=== Given exercise ===
Retype every entry in its entirety, without alteration.

=== Records provided ===
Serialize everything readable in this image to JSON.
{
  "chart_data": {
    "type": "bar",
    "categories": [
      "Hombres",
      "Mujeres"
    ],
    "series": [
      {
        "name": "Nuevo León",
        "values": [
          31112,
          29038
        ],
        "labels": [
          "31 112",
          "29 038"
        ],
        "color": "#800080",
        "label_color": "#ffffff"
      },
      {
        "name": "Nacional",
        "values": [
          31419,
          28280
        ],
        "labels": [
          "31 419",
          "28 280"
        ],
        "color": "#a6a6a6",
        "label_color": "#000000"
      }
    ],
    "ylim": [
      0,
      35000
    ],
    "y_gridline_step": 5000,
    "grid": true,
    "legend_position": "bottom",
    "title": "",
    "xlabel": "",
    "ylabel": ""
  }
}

=== Solution for this task ===
Serialize everything readable in this image to JSON.
{
  "chart_data": {
    "type": "bar",
    "categories": [
      "Hombres",
      "Mujeres"
    ],
    "series": [
      {
        "name": "Nuevo León",
        "values": [
          31112,
          29038
        ],
        "labels": [
          "31 112",
          "29 038"
        ],
        "color": "#800080",
        "label_color": "#ffffff"
      },
      {
        "name": "Nacional",
        "values": [
          31419,
          28280
        ],
        "labels": [
          "31 419",
          "28 280"
        ],
        "color": "#a6a6a6",
        "label_color": "#000000"
      }
    ],
    "ylim": [
      0,
      35000
    ],
    "y_gridline_step": 5000,
    "grid": true,
    "legend_position": "bottom",
    "title": "",
    "xlabel": "",
    "ylabel": ""
  }
}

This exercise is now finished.